*The problem:* In the entries below, find the lines with the word "транспортом" and copy them.

Records from a collection of figures:
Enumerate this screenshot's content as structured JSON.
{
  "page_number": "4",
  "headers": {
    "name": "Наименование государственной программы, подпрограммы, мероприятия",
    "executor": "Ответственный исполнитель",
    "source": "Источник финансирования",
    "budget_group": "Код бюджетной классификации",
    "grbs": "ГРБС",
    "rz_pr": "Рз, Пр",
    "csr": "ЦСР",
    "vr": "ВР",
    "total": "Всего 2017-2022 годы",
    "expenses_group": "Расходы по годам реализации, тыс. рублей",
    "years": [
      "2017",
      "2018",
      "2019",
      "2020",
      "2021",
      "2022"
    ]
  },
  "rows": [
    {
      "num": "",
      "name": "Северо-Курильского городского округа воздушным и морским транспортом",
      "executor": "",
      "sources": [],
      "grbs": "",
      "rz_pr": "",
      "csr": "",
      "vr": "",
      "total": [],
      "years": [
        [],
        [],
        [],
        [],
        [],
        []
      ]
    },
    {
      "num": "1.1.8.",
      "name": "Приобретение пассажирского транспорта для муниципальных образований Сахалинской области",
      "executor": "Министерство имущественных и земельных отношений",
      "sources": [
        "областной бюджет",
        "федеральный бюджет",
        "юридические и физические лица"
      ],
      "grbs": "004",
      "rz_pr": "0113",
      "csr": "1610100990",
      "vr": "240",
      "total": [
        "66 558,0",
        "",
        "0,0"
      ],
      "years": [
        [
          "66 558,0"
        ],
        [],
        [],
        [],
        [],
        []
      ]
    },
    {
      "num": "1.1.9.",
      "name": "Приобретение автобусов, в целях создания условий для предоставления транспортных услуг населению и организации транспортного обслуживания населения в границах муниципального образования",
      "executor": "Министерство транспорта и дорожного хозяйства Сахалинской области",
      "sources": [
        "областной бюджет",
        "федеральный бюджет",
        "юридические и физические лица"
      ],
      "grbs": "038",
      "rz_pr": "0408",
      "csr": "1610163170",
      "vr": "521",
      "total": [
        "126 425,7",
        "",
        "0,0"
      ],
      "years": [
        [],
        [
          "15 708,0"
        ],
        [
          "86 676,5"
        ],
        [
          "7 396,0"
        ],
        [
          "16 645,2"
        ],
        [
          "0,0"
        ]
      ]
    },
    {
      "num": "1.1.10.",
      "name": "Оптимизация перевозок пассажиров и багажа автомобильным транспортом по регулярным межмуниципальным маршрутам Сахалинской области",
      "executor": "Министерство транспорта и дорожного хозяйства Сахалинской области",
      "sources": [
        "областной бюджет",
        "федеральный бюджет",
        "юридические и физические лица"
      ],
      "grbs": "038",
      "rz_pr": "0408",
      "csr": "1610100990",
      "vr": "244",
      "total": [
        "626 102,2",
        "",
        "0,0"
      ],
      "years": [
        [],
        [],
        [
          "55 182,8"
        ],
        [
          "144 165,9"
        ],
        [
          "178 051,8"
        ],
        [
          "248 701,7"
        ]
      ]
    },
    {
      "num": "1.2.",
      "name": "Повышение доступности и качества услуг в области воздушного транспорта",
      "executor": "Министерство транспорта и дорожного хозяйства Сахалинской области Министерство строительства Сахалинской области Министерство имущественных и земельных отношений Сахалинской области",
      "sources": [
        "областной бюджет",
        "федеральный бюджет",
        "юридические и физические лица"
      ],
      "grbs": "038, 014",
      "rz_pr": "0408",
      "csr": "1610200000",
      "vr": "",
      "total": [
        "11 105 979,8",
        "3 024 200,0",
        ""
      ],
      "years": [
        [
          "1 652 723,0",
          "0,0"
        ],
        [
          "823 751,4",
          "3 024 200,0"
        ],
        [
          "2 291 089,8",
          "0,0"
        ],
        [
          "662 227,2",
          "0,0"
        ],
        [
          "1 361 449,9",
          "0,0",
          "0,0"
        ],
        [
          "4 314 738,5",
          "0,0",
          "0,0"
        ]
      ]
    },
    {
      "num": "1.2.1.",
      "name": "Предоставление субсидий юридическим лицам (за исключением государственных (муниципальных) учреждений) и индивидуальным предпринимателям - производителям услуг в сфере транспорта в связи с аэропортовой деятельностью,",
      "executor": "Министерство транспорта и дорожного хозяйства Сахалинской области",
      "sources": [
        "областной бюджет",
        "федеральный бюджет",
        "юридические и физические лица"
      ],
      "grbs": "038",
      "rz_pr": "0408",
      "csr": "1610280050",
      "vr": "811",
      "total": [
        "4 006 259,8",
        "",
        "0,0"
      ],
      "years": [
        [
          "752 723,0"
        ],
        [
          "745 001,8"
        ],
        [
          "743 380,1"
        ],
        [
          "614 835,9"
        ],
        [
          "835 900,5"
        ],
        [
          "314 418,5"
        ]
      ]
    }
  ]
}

==

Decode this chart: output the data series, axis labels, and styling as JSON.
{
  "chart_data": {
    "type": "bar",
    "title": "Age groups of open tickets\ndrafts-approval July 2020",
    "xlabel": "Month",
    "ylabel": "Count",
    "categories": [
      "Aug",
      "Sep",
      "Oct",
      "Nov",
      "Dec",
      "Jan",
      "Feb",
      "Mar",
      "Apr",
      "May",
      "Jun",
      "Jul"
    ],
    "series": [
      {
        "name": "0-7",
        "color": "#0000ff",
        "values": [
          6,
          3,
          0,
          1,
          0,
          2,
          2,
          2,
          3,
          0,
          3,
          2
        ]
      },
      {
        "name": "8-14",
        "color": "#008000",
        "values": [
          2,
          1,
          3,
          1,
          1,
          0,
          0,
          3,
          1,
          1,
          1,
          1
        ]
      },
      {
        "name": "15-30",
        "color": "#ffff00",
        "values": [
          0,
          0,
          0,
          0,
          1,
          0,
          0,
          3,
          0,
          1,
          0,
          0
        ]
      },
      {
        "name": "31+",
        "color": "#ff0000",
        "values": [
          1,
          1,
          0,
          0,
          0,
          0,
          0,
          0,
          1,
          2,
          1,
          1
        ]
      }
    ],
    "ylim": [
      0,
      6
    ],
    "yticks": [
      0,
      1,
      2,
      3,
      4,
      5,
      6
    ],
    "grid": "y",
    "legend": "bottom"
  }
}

--

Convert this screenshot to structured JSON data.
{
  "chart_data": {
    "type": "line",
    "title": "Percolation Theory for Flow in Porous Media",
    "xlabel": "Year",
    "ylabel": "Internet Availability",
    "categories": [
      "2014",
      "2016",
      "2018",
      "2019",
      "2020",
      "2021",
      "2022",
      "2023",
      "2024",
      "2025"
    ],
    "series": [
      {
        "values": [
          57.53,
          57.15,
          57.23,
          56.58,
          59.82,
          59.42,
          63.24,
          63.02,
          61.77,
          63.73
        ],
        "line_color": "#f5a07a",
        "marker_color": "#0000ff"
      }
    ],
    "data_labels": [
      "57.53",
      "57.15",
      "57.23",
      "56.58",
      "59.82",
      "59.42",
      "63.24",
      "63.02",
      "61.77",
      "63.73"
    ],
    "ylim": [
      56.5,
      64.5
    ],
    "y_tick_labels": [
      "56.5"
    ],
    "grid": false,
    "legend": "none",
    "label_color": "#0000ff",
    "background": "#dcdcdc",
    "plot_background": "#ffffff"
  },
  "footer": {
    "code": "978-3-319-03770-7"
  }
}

*Result for this exercise:*
      "name": "Северо-Курильского городского округа воздушным и морским транспортом",
      "name": "Оптимизация перевозок пассажиров и багажа автомобильным транспортом по регулярным межмуниципальным маршрутам Сахалинской области",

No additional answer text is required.